WHAT IS NEEDED » Only the lines from the line holding "Parse this screenshot: output" through the final line of the entries below are to be returned, exactly as they stand.

╭─ DATASET RECORDS

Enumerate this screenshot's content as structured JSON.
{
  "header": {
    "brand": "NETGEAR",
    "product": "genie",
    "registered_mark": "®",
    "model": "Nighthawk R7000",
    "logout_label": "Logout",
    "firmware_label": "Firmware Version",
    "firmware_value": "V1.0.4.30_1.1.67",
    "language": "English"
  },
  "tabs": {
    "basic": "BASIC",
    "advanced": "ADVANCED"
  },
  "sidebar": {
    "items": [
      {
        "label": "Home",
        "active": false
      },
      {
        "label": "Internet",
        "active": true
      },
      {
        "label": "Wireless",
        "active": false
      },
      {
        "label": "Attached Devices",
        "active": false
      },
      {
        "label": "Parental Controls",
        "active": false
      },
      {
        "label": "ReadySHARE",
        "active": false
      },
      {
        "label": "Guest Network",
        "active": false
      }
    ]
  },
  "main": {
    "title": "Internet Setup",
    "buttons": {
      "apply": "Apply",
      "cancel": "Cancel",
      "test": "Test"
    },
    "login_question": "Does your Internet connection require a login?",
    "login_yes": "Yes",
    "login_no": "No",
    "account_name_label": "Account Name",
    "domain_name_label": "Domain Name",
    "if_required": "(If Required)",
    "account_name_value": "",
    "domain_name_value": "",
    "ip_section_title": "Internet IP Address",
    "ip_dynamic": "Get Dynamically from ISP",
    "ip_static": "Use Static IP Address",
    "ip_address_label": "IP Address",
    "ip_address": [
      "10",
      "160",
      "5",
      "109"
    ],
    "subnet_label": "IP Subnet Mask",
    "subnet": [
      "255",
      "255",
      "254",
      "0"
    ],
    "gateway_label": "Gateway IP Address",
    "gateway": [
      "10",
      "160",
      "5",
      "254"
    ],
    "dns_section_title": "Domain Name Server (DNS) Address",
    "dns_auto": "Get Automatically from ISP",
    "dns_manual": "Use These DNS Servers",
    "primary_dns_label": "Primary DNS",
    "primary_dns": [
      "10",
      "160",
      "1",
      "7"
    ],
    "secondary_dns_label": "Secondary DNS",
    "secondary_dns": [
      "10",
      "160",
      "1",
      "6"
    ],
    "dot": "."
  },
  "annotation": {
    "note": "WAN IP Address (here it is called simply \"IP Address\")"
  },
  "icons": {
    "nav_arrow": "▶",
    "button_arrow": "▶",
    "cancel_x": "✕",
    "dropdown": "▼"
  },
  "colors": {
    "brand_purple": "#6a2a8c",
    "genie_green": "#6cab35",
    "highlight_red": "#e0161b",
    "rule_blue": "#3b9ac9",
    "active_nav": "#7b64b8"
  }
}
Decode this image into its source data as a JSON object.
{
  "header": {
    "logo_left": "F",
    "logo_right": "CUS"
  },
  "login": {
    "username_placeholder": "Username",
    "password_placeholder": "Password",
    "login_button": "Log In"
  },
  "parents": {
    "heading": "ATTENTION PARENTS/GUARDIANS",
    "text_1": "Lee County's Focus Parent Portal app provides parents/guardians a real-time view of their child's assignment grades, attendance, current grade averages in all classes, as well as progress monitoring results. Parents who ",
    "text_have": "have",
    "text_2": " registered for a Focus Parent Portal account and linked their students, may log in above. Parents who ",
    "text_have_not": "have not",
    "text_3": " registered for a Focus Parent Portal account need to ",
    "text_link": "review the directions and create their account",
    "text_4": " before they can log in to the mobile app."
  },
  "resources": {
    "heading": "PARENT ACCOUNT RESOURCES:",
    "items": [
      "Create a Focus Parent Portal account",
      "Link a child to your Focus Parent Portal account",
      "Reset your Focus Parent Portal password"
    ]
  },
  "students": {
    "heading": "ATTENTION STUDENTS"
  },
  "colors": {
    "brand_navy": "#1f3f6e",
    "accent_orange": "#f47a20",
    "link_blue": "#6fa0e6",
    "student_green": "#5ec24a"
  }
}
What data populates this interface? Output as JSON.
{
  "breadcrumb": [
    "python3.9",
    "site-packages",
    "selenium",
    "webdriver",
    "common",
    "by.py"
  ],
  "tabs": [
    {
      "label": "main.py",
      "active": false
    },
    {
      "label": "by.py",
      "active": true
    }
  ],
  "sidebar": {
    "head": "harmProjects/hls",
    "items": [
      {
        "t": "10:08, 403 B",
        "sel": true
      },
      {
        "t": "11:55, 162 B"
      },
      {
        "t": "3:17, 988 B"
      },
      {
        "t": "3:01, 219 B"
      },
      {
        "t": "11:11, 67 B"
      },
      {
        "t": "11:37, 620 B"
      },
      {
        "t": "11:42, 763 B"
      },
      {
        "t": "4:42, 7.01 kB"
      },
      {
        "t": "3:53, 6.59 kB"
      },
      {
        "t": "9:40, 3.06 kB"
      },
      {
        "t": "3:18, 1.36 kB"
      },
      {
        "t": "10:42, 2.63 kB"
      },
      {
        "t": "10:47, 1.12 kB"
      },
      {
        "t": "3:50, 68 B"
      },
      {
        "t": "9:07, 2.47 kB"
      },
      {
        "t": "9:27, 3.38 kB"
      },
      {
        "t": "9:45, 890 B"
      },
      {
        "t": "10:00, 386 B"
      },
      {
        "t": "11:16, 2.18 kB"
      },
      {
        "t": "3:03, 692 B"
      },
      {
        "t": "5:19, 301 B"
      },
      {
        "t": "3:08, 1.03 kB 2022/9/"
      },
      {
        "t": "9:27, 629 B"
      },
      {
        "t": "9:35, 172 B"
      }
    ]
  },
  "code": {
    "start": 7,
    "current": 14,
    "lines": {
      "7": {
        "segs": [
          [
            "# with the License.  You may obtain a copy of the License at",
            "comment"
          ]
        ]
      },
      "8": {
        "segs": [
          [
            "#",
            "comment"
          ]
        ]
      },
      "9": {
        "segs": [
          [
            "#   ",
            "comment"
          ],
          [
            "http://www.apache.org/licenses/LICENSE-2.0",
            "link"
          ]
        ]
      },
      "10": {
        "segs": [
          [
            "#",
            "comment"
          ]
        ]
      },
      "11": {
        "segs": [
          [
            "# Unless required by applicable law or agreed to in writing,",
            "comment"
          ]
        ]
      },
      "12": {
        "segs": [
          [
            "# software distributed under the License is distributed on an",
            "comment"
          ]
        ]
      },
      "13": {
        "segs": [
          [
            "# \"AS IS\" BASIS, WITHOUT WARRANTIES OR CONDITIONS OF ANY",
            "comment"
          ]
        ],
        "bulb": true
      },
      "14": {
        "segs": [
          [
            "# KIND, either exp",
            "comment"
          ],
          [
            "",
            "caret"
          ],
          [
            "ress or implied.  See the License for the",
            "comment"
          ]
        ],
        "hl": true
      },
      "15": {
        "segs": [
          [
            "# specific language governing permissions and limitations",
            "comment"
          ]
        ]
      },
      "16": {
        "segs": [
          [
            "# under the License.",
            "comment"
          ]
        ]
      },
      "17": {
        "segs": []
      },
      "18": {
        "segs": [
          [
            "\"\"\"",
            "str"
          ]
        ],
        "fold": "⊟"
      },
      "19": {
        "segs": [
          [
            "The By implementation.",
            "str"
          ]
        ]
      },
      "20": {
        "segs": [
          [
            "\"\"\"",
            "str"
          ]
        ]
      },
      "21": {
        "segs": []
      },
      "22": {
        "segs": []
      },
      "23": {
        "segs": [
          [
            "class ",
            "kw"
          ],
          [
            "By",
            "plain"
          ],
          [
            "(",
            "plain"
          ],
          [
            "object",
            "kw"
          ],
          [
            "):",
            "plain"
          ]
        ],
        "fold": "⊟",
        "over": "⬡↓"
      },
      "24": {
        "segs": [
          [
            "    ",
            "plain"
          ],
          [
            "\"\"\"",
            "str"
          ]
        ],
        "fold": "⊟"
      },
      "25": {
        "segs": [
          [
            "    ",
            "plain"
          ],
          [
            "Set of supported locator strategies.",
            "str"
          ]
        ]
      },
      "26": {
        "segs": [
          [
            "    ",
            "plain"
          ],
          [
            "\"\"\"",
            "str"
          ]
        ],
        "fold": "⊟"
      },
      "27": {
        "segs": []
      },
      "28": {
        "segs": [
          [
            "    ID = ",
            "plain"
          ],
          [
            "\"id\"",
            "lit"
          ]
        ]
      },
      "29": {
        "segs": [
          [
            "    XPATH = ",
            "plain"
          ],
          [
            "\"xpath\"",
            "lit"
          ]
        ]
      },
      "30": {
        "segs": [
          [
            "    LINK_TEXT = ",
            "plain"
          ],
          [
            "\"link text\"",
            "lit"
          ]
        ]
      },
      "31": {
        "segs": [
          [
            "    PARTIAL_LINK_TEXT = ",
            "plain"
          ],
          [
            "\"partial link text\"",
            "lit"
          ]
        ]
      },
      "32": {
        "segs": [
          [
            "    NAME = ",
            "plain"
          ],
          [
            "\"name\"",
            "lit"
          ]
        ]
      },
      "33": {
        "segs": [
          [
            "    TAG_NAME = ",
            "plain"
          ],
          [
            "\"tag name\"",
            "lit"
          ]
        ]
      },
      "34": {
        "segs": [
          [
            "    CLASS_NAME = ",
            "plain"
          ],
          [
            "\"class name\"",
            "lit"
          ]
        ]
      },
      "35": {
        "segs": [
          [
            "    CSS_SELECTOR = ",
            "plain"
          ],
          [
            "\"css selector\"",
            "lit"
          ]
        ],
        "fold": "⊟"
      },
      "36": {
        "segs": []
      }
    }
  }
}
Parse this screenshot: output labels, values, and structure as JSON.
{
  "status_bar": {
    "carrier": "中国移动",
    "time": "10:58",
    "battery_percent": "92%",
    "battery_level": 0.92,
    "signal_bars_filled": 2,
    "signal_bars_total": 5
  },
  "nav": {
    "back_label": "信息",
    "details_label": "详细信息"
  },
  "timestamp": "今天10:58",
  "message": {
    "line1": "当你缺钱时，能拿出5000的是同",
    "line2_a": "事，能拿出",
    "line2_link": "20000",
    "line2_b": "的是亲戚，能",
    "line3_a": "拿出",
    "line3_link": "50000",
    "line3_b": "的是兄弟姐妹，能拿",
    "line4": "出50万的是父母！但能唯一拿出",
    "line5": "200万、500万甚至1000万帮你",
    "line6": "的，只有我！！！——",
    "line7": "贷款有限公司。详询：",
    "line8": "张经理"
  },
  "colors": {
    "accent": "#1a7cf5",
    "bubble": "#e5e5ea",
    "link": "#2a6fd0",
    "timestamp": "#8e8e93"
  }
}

╰─

RESPONSE FOR THIS EXERCISE »
Parse this screenshot: output labels, values, and structure as JSON.
{
  "status_bar": {
    "carrier": "中国移动",
    "time": "10:58",
    "battery_percent": "92%",
    "battery_level": 0.92,
    "signal_bars_filled": 2,
    "signal_bars_total": 5
  },
  "nav": {
    "back_label": "信息",
    "details_label": "详细信息"
  },
  "timestamp": "今天10:58",
  "message": {
    "line1": "当你缺钱时，能拿出5000的是同",
    "line2_a": "事，能拿出",
    "line2_link": "20000",
    "line2_b": "的是亲戚，能",
    "line3_a": "拿出",
    "line3_link": "50000",
    "line3_b": "的是兄弟姐妹，能拿",
    "line4": "出50万的是父母！但能唯一拿出",
    "line5": "200万、500万甚至1000万帮你",
    "line6": "的，只有我！！！——",
    "line7": "贷款有限公司。详询：",
    "line8": "张经理"
  },
  "colors": {
    "accent": "#1a7cf5",
    "bubble": "#e5e5ea",
    "link": "#2a6fd0",
    "timestamp": "#8e8e93"
  }
}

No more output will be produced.